### [Written task]
All of the data should be repeated exactly; pictures are not part of the copy.

(A run of records)

--------------------------------------------------

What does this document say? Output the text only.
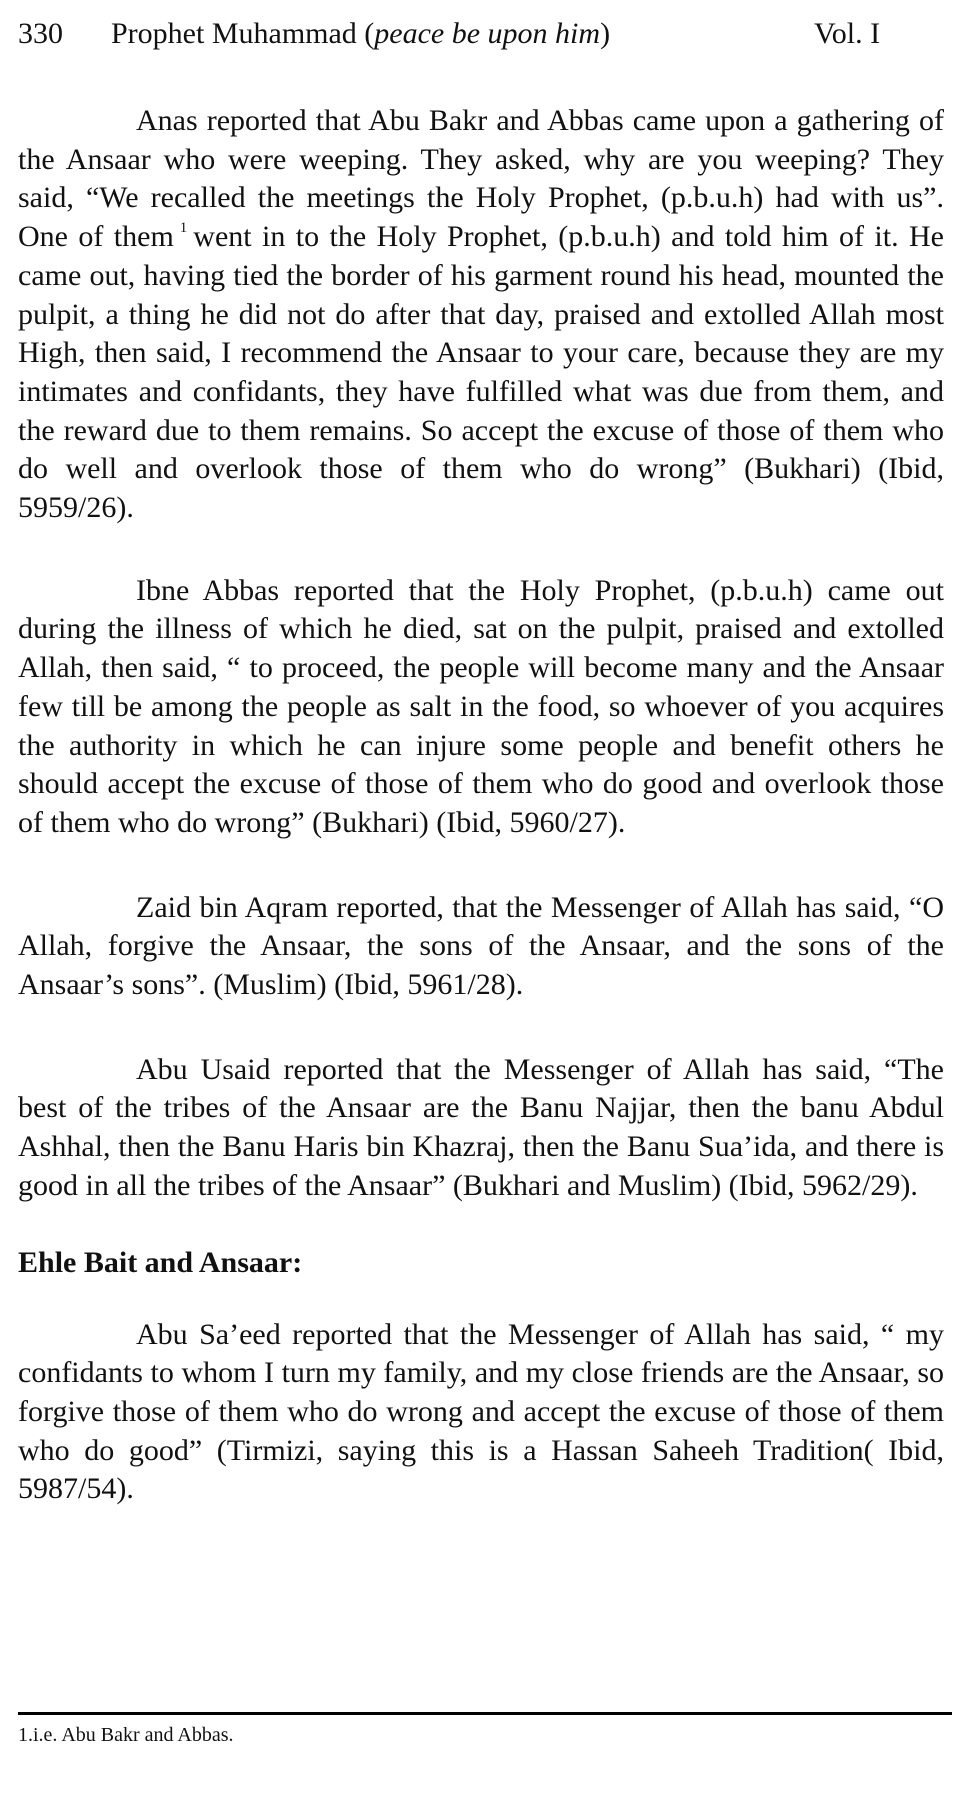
330 Prophet Muhammad (peace be upon him)	Vol. I

Anas reported that Abu Bakr and Abbas came upon a gathering of the Ansaar who were weeping. They asked, why are you weeping? They said, “We recalled the meetings the Holy Prophet, (p.b.u.h) had with us”. One of them $^1$ went in to the Holy Prophet, (p.b.u.h) and told him of it. He came out, having tied the border of his garment round his head, mounted the pulpit, a thing he did not do after that day, praised and extolled Allah most High, then said, I recommend the Ansaar to your care, because they are my intimates and confidants, they have fulfilled what was due from them, and the reward due to them remains. So accept the excuse of those of them who do well and overlook those of them who do wrong” (Bukhari) (Ibid, 5959/26).

Ibne Abbas reported that the Holy Prophet, (p.b.u.h) came out during the illness of which he died, sat on the pulpit, praised and extolled Allah, then said, “ to proceed, the people will become many and the Ansaar few till be among the people as salt in the food, so whoever of you acquires the authority in which he can injure some people and benefit others he should accept the excuse of those of them who do good and overlook those of them who do wrong” (Bukhari) (Ibid, 5960/27).

Zaid bin Aqram reported, that the Messenger of Allah has said, “O Allah, forgive the Ansaar, the sons of the Ansaar, and the sons of the Ansaar’s sons”. (Muslim) (Ibid, 5961/28).

Abu Usaid reported that the Messenger of Allah has said, “The best of the tribes of the Ansaar are the Banu Najjar, then the banu Abdul Ashhal, then the Banu Haris bin Khazraj, then the Banu Sua’ida, and there is good in all the tribes of the Ansaar” (Bukhari and Muslim) (Ibid, 5962/29).

Ehle Bait and Ansaar:

Abu Sa’eed reported that the Messenger of Allah has said, “ my confidants to whom I turn my family, and my close friends are the Ansaar, so forgive those of them who do wrong and accept the excuse of those of them who do good” (Tirmizi, saying this is a Hassan Saheeh Tradition( Ibid, 5987/54).

1.i.e. Abu Bakr and Abbas.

--------------------------------------------------

### [Solution for this exercise]
What does this document say? Output the text only.
330 Prophet Muhammad (peace be upon him)	Vol. I

Anas reported that Abu Bakr and Abbas came upon a gathering of the Ansaar who were weeping. They asked, why are you weeping? They said, “We recalled the meetings the Holy Prophet, (p.b.u.h) had with us”. One of them $^1$ went in to the Holy Prophet, (p.b.u.h) and told him of it. He came out, having tied the border of his garment round his head, mounted the pulpit, a thing he did not do after that day, praised and extolled Allah most High, then said, I recommend the Ansaar to your care, because they are my intimates and confidants, they have fulfilled what was due from them, and the reward due to them remains. So accept the excuse of those of them who do well and overlook those of them who do wrong” (Bukhari) (Ibid, 5959/26).

Ibne Abbas reported that the Holy Prophet, (p.b.u.h) came out during the illness of which he died, sat on the pulpit, praised and extolled Allah, then said, “ to proceed, the people will become many and the Ansaar few till be among the people as salt in the food, so whoever of you acquires the authority in which he can injure some people and benefit others he should accept the excuse of those of them who do good and overlook those of them who do wrong” (Bukhari) (Ibid, 5960/27).

Zaid bin Aqram reported, that the Messenger of Allah has said, “O Allah, forgive the Ansaar, the sons of the Ansaar, and the sons of the Ansaar’s sons”. (Muslim) (Ibid, 5961/28).

Abu Usaid reported that the Messenger of Allah has said, “The best of the tribes of the Ansaar are the Banu Najjar, then the banu Abdul Ashhal, then the Banu Haris bin Khazraj, then the Banu Sua’ida, and there is good in all the tribes of the Ansaar” (Bukhari and Muslim) (Ibid, 5962/29).

Ehle Bait and Ansaar:

Abu Sa’eed reported that the Messenger of Allah has said, “ my confidants to whom I turn my family, and my close friends are the Ansaar, so forgive those of them who do wrong and accept the excuse of those of them who do good” (Tirmizi, saying this is a Hassan Saheeh Tradition( Ibid, 5987/54).

1.i.e. Abu Bakr and Abbas.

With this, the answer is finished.